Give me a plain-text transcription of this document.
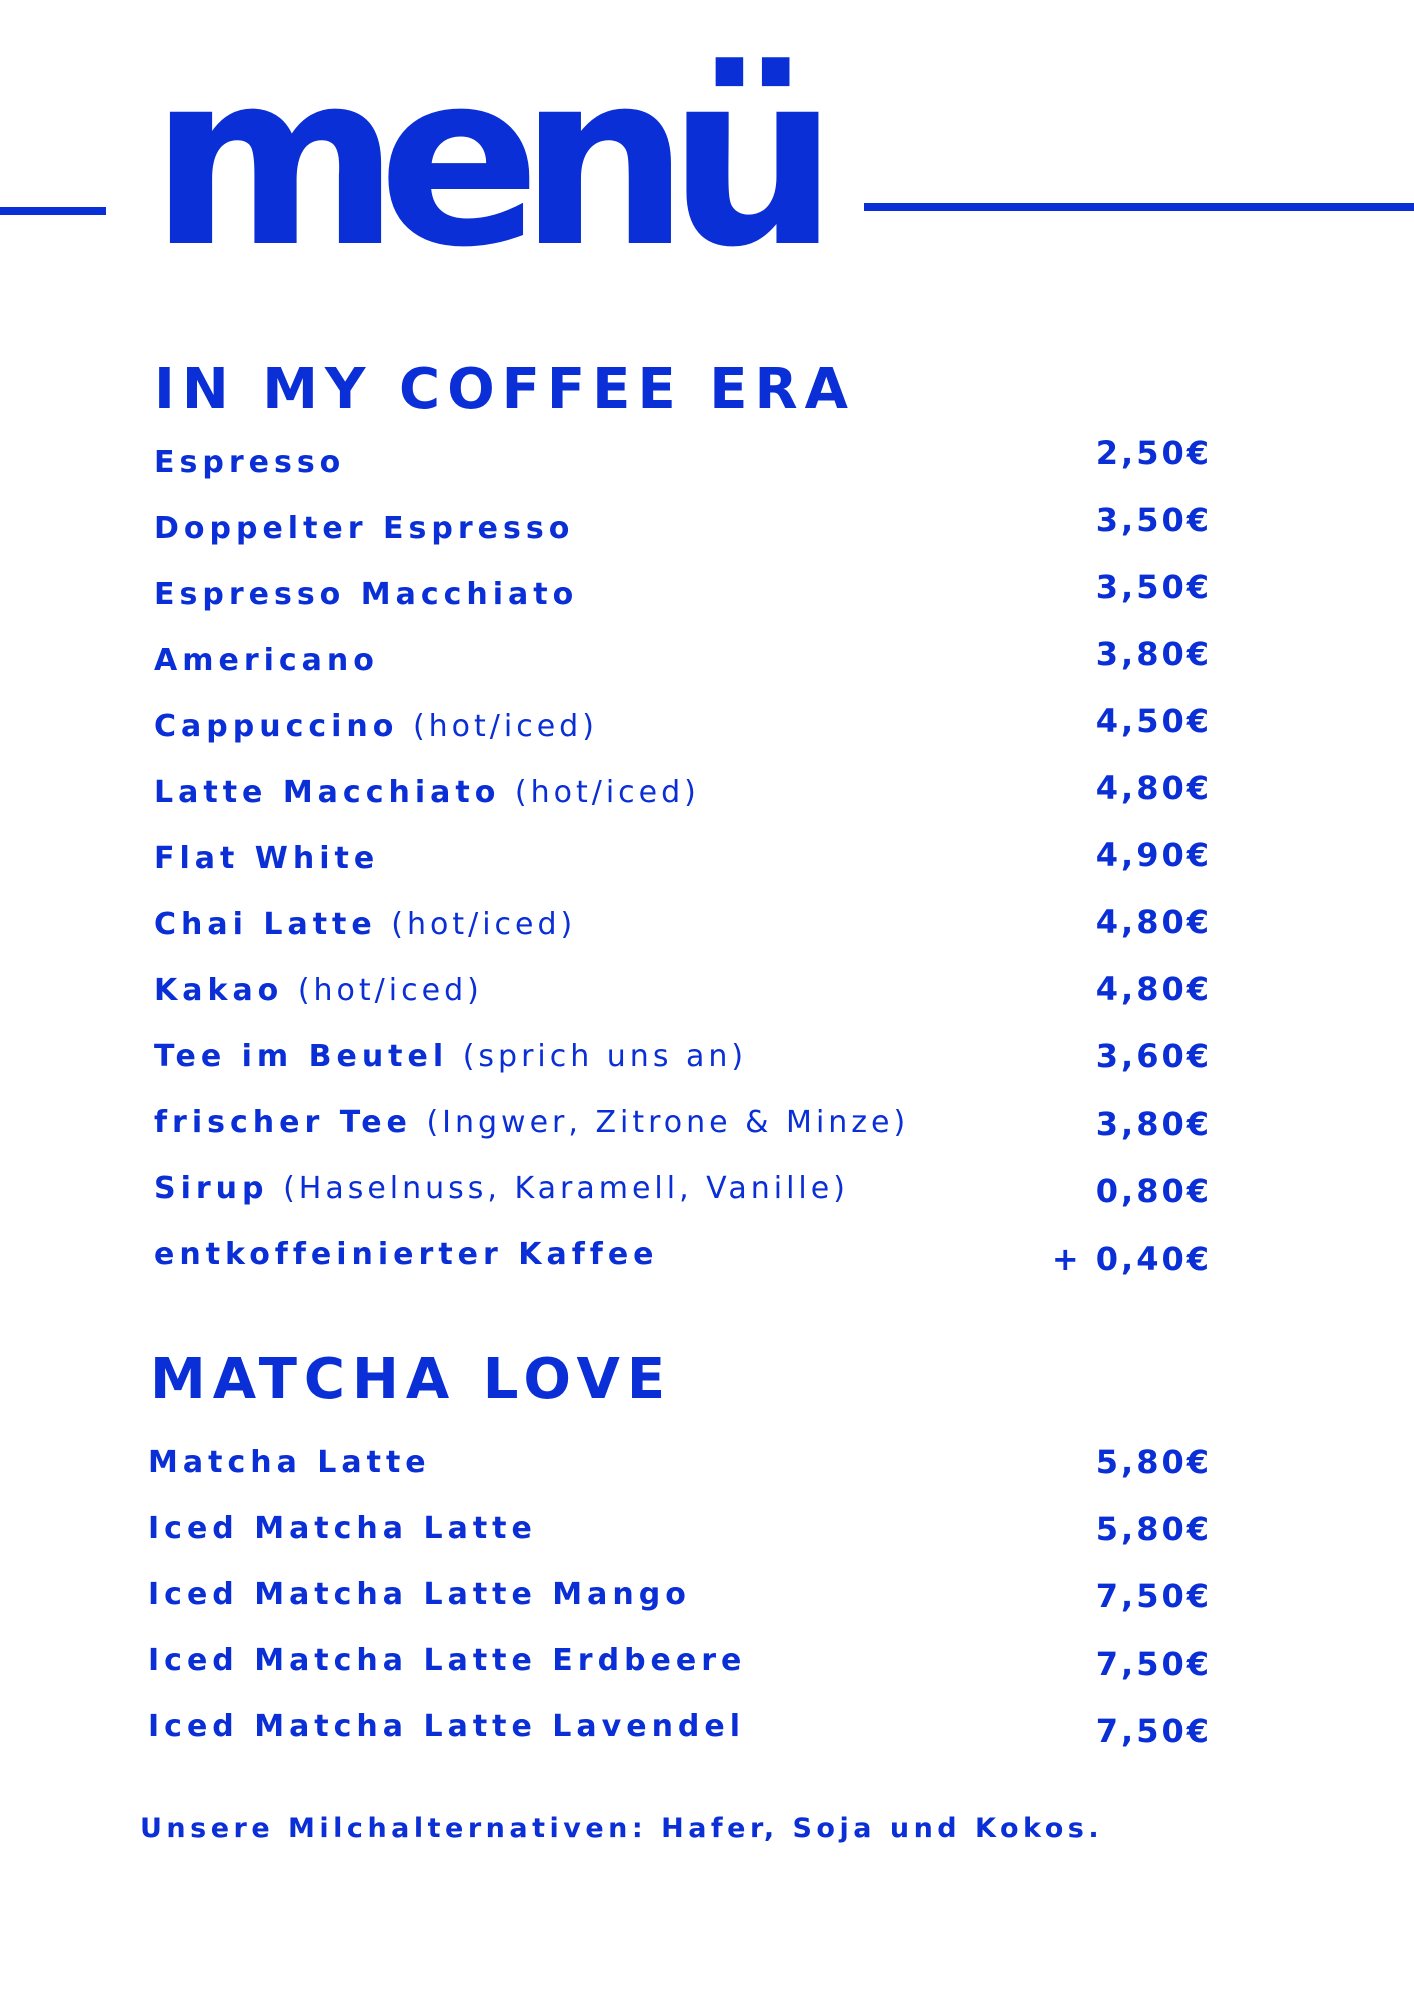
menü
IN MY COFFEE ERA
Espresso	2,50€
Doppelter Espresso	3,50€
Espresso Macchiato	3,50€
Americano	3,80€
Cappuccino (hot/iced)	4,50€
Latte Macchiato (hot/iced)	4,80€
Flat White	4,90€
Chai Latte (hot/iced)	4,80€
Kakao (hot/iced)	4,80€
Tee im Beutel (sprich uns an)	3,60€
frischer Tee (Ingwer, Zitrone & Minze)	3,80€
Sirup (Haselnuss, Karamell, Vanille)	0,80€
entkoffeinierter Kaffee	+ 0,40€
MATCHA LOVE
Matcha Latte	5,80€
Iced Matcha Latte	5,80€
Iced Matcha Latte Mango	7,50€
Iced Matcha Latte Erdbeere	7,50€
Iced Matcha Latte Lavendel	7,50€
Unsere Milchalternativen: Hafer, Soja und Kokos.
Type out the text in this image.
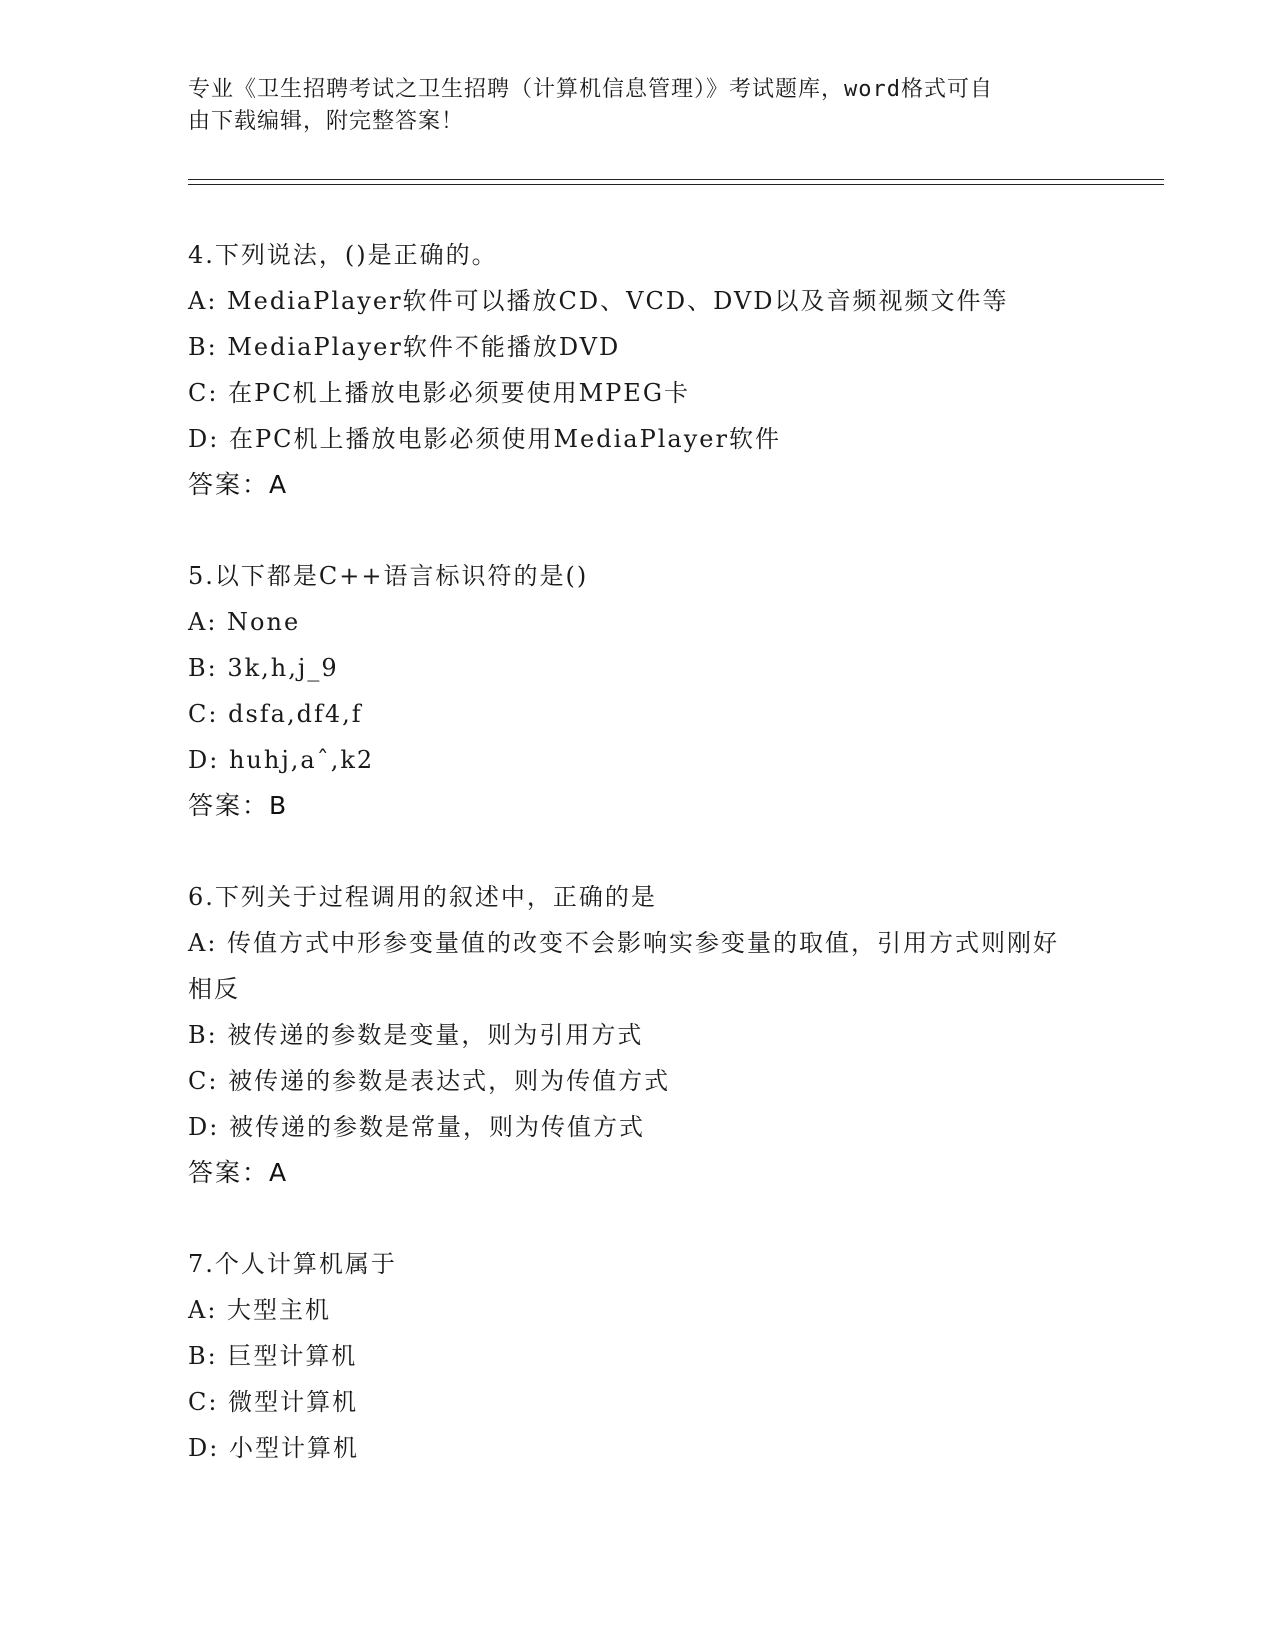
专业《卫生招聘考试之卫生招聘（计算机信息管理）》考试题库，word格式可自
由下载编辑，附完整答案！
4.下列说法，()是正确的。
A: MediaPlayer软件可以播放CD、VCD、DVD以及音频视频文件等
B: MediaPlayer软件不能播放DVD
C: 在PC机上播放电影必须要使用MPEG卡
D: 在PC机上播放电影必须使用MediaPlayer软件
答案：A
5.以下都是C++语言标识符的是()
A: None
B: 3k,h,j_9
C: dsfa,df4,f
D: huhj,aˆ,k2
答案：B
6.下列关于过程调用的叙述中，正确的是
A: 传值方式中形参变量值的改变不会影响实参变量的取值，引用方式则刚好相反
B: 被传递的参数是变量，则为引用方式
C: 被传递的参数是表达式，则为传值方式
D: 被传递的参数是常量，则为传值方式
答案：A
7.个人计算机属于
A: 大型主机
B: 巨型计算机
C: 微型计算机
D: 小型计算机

####

§ TASK TO CARRY OUT
Output all the records, word for word, with no pictures in the copy.

§ EXERCISE RESULT
Give me a plain-text transcription of this document.
menü
IN MY COFFEE ERA
Espresso	2,50€
Doppelter Espresso	3,50€
Espresso Macchiato	3,50€
Americano	3,80€
Cappuccino (hot/iced)	4,50€
Latte Macchiato (hot/iced)	4,80€
Flat White	4,90€
Chai Latte (hot/iced)	4,80€
Kakao (hot/iced)	4,80€
Tee im Beutel (sprich uns an)	3,60€
frischer Tee (Ingwer, Zitrone & Minze)	3,80€
Sirup (Haselnuss, Karamell, Vanille)	0,80€
entkoffeinierter Kaffee	+ 0,40€
MATCHA LOVE
Matcha Latte	5,80€
Iced Matcha Latte	5,80€
Iced Matcha Latte Mango	7,50€
Iced Matcha Latte Erdbeere	7,50€
Iced Matcha Latte Lavendel	7,50€
Unsere Milchalternativen: Hafer, Soja und Kokos.
Type out the text in this image.
专业《卫生招聘考试之卫生招聘（计算机信息管理）》考试题库，word格式可自
由下载编辑，附完整答案！
4.下列说法，()是正确的。
A: MediaPlayer软件可以播放CD、VCD、DVD以及音频视频文件等
B: MediaPlayer软件不能播放DVD
C: 在PC机上播放电影必须要使用MPEG卡
D: 在PC机上播放电影必须使用MediaPlayer软件
答案：A
5.以下都是C++语言标识符的是()
A: None
B: 3k,h,j_9
C: dsfa,df4,f
D: huhj,aˆ,k2
答案：B
6.下列关于过程调用的叙述中，正确的是
A: 传值方式中形参变量值的改变不会影响实参变量的取值，引用方式则刚好相反
B: 被传递的参数是变量，则为引用方式
C: 被传递的参数是表达式，则为传值方式
D: 被传递的参数是常量，则为传值方式
答案：A
7.个人计算机属于
A: 大型主机
B: 巨型计算机
C: 微型计算机
D: 小型计算机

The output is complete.